### Task to complete
Omit all pictures and give the records below again exactly as written.

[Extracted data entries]
__________

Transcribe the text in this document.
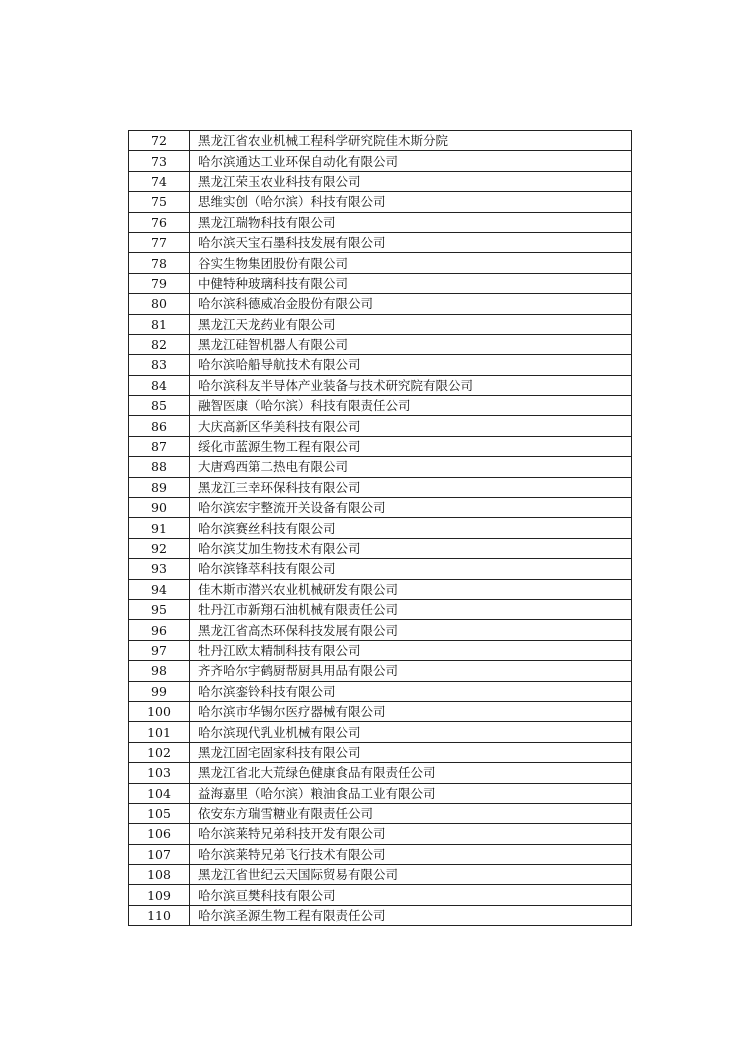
72	黑龙江省农业机械工程科学研究院佳木斯分院
73	哈尔滨通达工业环保自动化有限公司
74	黑龙江荣玉农业科技有限公司
75	思维实创（哈尔滨）科技有限公司
76	黑龙江瑞物科技有限公司
77	哈尔滨天宝石墨科技发展有限公司
78	谷实生物集团股份有限公司
79	中健特种玻璃科技有限公司
80	哈尔滨科德威冶金股份有限公司
81	黑龙江天龙药业有限公司
82	黑龙江硅智机器人有限公司
83	哈尔滨哈船导航技术有限公司
84	哈尔滨科友半导体产业装备与技术研究院有限公司
85	融智医康（哈尔滨）科技有限责任公司
86	大庆高新区华美科技有限公司
87	绥化市蓝源生物工程有限公司
88	大唐鸡西第二热电有限公司
89	黑龙江三幸环保科技有限公司
90	哈尔滨宏宇整流开关设备有限公司
91	哈尔滨赛丝科技有限公司
92	哈尔滨艾加生物技术有限公司
93	哈尔滨锋萃科技有限公司
94	佳木斯市潜兴农业机械研发有限公司
95	牡丹江市新翔石油机械有限责任公司
96	黑龙江省高杰环保科技发展有限公司
97	牡丹江欧太精制科技有限公司
98	齐齐哈尔宇鹤厨帮厨具用品有限公司
99	哈尔滨銮铃科技有限公司
100	哈尔滨市华锡尔医疗器械有限公司
101	哈尔滨现代乳业机械有限公司
102	黑龙江固宅固家科技有限公司
103	黑龙江省北大荒绿色健康食品有限责任公司
104	益海嘉里（哈尔滨）粮油食品工业有限公司
105	依安东方瑞雪糖业有限责任公司
106	哈尔滨莱特兄弟科技开发有限公司
107	哈尔滨莱特兄弟飞行技术有限公司
108	黑龙江省世纪云天国际贸易有限公司
109	哈尔滨亘樊科技有限公司
110	哈尔滨圣源生物工程有限责任公司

__________

### Exercise response
Transcribe the text in this document.
72	黑龙江省农业机械工程科学研究院佳木斯分院
73	哈尔滨通达工业环保自动化有限公司
74	黑龙江荣玉农业科技有限公司
75	思维实创（哈尔滨）科技有限公司
76	黑龙江瑞物科技有限公司
77	哈尔滨天宝石墨科技发展有限公司
78	谷实生物集团股份有限公司
79	中健特种玻璃科技有限公司
80	哈尔滨科德威冶金股份有限公司
81	黑龙江天龙药业有限公司
82	黑龙江硅智机器人有限公司
83	哈尔滨哈船导航技术有限公司
84	哈尔滨科友半导体产业装备与技术研究院有限公司
85	融智医康（哈尔滨）科技有限责任公司
86	大庆高新区华美科技有限公司
87	绥化市蓝源生物工程有限公司
88	大唐鸡西第二热电有限公司
89	黑龙江三幸环保科技有限公司
90	哈尔滨宏宇整流开关设备有限公司
91	哈尔滨赛丝科技有限公司
92	哈尔滨艾加生物技术有限公司
93	哈尔滨锋萃科技有限公司
94	佳木斯市潜兴农业机械研发有限公司
95	牡丹江市新翔石油机械有限责任公司
96	黑龙江省高杰环保科技发展有限公司
97	牡丹江欧太精制科技有限公司
98	齐齐哈尔宇鹤厨帮厨具用品有限公司
99	哈尔滨銮铃科技有限公司
100	哈尔滨市华锡尔医疗器械有限公司
101	哈尔滨现代乳业机械有限公司
102	黑龙江固宅固家科技有限公司
103	黑龙江省北大荒绿色健康食品有限责任公司
104	益海嘉里（哈尔滨）粮油食品工业有限公司
105	依安东方瑞雪糖业有限责任公司
106	哈尔滨莱特兄弟科技开发有限公司
107	哈尔滨莱特兄弟飞行技术有限公司
108	黑龙江省世纪云天国际贸易有限公司
109	哈尔滨亘樊科技有限公司
110	哈尔滨圣源生物工程有限责任公司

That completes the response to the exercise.